═════ Records supplied ═════

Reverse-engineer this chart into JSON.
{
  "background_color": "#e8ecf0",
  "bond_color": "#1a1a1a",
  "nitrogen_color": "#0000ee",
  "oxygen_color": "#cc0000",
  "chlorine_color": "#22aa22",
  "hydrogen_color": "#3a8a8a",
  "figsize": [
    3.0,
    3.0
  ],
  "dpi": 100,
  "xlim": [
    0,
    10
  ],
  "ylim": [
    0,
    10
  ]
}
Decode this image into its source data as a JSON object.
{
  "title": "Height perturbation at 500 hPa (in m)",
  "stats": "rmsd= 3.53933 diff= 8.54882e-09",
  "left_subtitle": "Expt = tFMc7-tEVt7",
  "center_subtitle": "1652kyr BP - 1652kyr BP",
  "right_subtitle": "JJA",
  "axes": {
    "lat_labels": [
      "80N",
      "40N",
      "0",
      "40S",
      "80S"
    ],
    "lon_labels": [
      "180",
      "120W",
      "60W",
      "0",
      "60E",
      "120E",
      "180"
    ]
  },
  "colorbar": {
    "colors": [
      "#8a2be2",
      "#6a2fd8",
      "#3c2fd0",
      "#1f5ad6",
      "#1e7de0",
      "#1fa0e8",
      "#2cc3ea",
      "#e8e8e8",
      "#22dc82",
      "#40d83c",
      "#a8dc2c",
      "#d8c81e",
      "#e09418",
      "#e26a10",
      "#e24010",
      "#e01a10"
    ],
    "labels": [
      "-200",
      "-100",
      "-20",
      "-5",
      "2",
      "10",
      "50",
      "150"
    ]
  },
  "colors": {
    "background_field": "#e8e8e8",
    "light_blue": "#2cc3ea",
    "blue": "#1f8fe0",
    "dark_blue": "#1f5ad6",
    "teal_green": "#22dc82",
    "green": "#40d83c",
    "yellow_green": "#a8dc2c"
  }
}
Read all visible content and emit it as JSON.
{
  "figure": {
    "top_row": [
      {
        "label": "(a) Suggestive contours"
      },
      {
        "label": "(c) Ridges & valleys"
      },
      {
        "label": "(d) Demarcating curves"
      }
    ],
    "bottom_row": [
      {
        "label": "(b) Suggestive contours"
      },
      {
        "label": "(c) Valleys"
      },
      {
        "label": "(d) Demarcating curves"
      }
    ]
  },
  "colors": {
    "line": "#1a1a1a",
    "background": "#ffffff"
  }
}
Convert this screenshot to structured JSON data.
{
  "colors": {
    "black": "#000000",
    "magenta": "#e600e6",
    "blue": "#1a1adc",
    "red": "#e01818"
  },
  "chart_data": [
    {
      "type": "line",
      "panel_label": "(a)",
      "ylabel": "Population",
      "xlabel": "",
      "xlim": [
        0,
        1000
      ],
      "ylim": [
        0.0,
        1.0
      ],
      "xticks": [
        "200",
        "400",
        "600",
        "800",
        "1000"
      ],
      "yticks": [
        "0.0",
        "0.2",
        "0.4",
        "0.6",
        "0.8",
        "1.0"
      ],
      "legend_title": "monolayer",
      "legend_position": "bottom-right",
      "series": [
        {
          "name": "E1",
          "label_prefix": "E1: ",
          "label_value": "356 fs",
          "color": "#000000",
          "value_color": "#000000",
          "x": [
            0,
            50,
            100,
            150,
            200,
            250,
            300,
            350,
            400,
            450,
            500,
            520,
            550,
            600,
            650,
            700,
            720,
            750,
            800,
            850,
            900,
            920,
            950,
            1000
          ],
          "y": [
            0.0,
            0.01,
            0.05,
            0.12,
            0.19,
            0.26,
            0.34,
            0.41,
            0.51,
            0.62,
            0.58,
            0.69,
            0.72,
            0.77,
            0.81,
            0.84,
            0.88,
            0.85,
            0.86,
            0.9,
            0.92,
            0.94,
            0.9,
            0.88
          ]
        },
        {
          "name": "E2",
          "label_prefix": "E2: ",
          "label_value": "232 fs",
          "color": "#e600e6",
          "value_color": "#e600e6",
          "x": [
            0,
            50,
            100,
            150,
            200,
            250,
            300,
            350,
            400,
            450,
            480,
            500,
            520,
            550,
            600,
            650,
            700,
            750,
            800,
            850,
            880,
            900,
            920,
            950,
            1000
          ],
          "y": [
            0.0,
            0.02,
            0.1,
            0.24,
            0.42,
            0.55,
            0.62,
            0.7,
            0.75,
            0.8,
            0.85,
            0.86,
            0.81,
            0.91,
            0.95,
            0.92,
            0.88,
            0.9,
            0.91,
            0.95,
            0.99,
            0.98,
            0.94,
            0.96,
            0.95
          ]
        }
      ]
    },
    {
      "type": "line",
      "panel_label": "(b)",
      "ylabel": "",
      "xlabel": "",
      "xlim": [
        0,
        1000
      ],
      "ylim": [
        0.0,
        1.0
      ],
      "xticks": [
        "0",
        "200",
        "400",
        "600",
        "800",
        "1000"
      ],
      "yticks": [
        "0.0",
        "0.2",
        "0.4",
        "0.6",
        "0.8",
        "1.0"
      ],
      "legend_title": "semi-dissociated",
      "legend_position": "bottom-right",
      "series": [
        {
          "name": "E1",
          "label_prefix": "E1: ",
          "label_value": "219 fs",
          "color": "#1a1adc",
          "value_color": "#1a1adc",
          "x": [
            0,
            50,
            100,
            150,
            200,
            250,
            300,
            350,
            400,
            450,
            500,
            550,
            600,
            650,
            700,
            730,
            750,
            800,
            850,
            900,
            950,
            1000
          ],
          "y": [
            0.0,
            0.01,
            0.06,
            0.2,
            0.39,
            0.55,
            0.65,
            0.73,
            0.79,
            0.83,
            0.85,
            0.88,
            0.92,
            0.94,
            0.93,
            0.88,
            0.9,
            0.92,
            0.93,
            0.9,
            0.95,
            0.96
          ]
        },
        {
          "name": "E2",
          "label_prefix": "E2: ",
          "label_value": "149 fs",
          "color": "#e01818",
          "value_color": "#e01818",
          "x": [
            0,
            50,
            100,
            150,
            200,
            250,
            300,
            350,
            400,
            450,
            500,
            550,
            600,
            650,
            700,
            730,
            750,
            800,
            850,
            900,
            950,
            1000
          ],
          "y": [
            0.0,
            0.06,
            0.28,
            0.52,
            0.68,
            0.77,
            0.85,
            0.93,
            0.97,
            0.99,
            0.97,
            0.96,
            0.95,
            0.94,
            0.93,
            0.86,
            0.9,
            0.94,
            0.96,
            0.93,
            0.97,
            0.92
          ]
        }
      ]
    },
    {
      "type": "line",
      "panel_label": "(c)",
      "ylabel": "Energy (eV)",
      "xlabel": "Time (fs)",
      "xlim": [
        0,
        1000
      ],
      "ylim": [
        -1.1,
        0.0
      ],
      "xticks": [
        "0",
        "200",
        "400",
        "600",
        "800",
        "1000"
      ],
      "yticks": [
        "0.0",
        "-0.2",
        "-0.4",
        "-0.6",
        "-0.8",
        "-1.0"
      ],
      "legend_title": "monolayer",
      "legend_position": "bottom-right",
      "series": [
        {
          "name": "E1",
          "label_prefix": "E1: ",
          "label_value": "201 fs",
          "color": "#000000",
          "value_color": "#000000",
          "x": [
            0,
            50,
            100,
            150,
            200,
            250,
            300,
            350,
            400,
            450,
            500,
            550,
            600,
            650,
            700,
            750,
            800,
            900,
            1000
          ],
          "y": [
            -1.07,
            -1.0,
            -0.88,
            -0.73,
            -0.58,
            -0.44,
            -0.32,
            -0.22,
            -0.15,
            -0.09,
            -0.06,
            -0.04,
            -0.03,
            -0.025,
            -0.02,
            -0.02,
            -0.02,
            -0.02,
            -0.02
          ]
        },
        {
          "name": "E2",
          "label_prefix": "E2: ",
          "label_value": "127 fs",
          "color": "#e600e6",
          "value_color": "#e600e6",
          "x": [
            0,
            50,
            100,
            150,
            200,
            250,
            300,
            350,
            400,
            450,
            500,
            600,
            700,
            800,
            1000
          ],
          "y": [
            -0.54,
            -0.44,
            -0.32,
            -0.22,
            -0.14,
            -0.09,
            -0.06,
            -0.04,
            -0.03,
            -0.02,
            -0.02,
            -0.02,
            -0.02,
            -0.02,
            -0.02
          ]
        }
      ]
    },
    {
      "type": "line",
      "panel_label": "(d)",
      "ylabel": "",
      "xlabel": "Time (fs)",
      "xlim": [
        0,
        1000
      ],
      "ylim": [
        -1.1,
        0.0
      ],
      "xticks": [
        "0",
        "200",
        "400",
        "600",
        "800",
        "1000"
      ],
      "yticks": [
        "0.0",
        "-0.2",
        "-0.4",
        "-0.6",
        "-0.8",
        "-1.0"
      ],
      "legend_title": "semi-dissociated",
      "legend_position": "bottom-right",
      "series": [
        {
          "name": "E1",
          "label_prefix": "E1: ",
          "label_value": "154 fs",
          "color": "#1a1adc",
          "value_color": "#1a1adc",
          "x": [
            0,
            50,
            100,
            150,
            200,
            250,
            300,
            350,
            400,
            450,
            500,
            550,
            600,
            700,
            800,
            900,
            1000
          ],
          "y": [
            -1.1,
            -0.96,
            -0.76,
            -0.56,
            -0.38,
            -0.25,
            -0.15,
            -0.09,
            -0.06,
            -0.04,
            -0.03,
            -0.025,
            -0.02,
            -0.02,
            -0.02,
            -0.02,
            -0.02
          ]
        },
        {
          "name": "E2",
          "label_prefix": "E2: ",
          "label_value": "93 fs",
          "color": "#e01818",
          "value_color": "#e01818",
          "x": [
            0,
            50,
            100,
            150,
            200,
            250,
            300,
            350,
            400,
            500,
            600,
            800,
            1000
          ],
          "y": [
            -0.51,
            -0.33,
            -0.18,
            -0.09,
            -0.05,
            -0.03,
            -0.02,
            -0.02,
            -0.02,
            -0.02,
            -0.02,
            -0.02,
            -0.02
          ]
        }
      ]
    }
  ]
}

═════

→ **Exercise aim**
Pull out every line containing "JSON".

→ **Result**
Reverse-engineer this chart into JSON.
Decode this image into its source data as a JSON object.
Read all visible content and emit it as JSON.
Convert this screenshot to structured JSON data.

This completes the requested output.